++++ INPUT ROWS

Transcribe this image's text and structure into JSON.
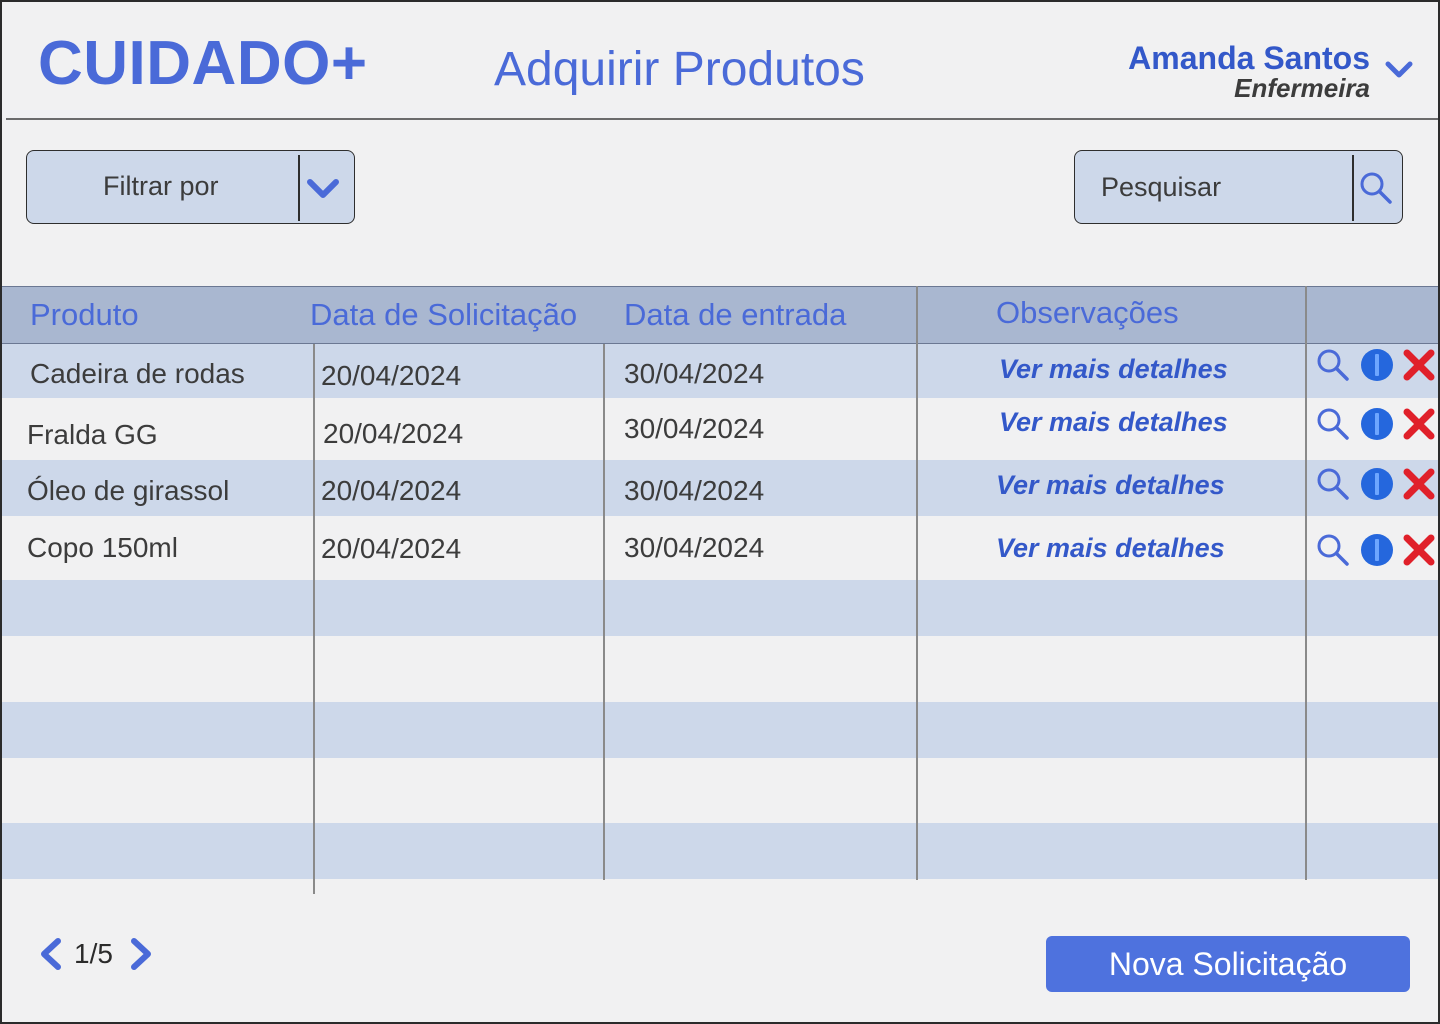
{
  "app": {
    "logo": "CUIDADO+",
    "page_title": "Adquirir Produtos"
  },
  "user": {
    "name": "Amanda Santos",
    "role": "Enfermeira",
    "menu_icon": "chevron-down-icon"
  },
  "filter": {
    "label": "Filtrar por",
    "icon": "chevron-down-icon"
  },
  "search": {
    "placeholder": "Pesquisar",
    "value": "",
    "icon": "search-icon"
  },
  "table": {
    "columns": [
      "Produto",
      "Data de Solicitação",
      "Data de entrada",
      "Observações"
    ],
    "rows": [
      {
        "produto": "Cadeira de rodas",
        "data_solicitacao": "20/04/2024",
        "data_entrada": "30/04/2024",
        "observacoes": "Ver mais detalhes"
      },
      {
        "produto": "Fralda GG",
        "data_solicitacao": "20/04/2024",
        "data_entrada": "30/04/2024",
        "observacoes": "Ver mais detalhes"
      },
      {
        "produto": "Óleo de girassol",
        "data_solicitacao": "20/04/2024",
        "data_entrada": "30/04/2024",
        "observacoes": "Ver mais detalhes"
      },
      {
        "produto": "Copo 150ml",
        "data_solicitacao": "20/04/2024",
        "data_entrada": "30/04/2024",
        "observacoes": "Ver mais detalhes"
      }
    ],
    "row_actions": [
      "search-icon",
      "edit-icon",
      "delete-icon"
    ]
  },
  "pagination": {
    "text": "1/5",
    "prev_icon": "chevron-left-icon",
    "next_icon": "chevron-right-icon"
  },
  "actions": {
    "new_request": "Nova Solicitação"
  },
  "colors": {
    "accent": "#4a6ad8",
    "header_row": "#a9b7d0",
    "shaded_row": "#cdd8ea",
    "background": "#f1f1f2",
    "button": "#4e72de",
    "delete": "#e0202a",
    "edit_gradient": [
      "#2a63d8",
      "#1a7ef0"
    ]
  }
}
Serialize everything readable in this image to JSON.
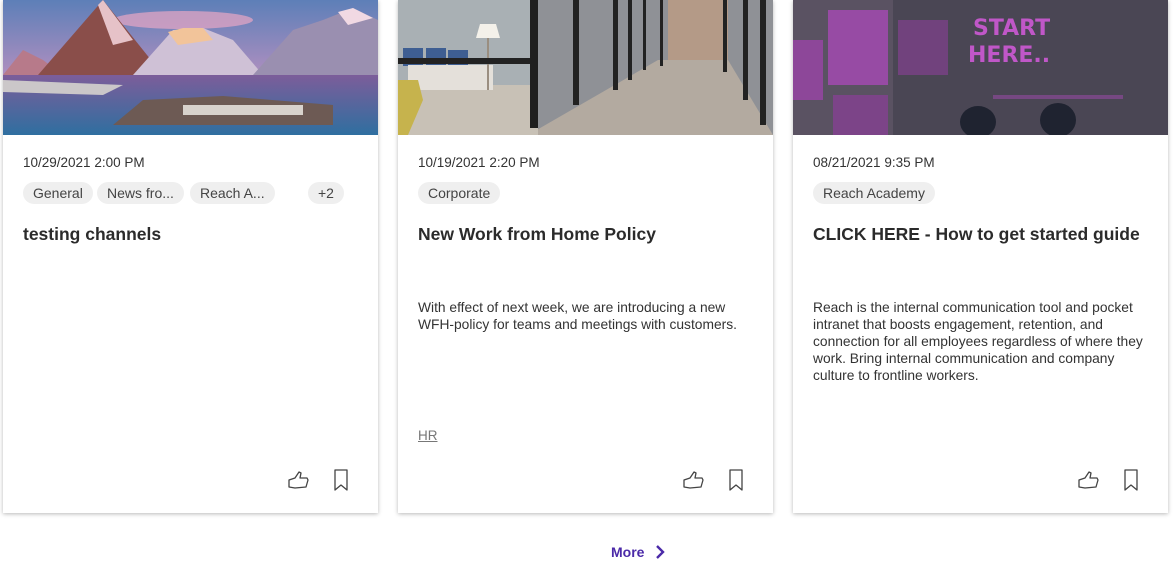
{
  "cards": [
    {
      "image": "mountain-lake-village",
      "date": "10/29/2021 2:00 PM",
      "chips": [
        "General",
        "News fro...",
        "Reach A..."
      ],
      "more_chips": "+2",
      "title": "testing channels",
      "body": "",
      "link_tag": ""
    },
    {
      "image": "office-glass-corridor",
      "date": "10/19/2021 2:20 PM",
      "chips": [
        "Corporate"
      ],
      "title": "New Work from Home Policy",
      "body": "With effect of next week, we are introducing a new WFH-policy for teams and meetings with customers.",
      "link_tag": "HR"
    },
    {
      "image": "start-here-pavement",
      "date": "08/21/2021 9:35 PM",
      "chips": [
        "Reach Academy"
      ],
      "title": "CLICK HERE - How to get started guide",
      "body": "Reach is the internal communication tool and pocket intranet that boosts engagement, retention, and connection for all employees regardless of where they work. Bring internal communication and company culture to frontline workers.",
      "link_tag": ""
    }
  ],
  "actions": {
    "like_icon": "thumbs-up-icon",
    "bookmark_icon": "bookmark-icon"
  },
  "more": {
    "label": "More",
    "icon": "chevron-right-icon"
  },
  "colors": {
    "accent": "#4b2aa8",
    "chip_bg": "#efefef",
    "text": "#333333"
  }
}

++++++++
++++ INPUT ROWS

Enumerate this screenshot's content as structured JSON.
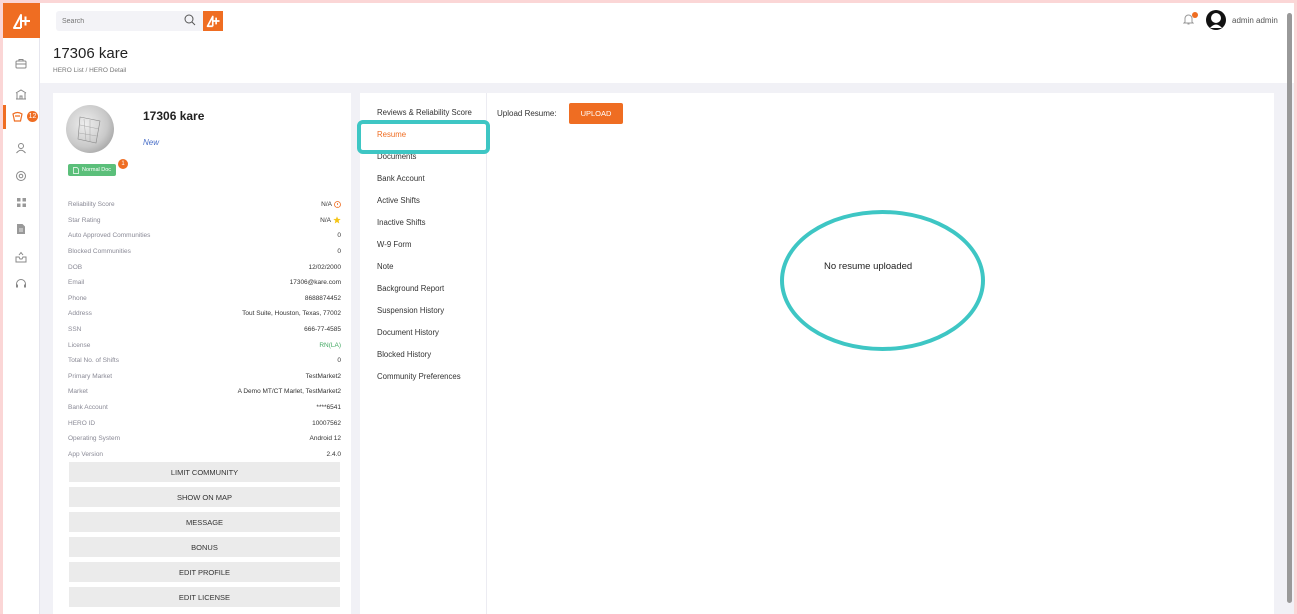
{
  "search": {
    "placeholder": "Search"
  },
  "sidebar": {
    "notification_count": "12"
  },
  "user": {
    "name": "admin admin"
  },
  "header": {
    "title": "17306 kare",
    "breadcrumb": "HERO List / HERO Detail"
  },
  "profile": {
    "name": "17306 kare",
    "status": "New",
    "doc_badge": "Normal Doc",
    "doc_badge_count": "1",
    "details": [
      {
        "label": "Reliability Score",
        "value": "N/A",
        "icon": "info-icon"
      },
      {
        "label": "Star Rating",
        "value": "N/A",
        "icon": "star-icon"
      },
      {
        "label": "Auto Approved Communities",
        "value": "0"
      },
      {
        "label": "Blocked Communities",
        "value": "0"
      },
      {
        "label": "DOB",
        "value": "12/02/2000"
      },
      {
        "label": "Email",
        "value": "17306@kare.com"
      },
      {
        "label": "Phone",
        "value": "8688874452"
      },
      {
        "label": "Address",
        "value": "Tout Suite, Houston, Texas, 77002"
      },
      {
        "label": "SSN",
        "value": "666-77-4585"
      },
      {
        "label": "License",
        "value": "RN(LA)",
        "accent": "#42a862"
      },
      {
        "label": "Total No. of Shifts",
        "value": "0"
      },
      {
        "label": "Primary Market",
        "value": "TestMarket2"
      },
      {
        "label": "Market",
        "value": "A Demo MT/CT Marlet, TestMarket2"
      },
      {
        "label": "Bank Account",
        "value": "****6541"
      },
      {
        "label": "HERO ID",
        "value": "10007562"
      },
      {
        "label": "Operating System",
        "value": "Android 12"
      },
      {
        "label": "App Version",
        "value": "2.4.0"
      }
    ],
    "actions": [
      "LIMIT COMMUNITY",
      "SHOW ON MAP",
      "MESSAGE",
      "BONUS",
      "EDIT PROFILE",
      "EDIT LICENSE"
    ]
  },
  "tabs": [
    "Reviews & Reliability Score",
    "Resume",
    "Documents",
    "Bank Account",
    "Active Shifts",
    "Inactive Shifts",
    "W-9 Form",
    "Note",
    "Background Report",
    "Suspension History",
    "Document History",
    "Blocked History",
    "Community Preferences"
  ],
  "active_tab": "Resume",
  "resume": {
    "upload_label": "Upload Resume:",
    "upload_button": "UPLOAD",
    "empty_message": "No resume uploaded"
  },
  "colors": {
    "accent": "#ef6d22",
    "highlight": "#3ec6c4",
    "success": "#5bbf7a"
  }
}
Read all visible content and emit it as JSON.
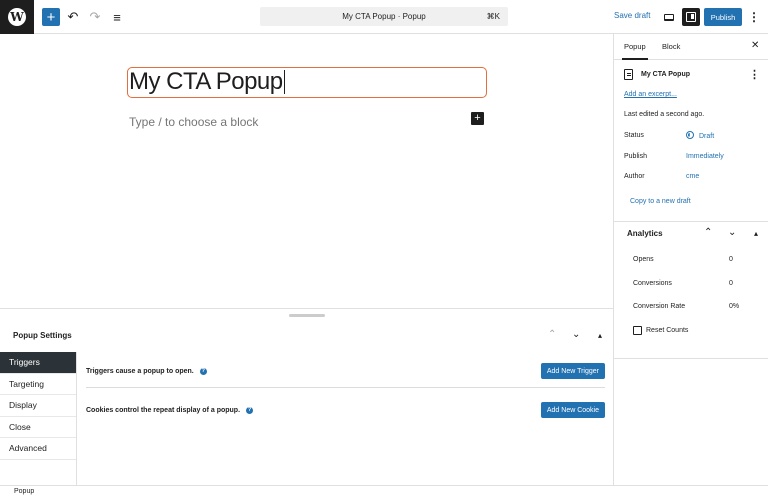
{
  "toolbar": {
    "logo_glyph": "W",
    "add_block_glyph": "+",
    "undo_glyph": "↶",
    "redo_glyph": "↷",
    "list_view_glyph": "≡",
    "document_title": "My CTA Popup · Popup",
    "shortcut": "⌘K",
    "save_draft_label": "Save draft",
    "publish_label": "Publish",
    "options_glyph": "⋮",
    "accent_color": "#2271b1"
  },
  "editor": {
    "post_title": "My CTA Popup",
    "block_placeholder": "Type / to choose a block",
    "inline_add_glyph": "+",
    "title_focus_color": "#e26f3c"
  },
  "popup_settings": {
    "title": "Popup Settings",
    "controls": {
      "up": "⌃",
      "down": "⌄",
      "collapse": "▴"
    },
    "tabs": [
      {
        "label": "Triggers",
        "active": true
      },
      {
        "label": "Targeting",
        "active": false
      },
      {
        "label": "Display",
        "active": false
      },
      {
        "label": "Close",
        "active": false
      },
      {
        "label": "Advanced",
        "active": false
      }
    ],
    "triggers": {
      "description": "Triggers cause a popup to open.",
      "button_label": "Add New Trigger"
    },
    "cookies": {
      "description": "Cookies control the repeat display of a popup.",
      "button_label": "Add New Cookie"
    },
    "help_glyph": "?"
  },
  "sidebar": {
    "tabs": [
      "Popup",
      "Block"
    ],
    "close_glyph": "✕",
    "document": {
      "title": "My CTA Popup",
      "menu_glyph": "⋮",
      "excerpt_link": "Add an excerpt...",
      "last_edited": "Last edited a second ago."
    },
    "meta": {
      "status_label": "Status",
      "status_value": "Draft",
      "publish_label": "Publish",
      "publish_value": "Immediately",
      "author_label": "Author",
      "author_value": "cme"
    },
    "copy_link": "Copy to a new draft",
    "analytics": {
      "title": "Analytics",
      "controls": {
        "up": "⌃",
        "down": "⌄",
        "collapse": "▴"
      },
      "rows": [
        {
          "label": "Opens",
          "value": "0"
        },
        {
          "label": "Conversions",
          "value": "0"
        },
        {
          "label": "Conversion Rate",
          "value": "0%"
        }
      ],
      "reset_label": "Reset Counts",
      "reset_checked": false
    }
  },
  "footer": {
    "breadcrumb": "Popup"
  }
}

++++++++

## OBJECTIVE
Gather each line in the data that holds the string "content".

## FULL SOLUTION
Enumerate this screenshot's content as structured JSON.
Read all visible content and emit it as JSON.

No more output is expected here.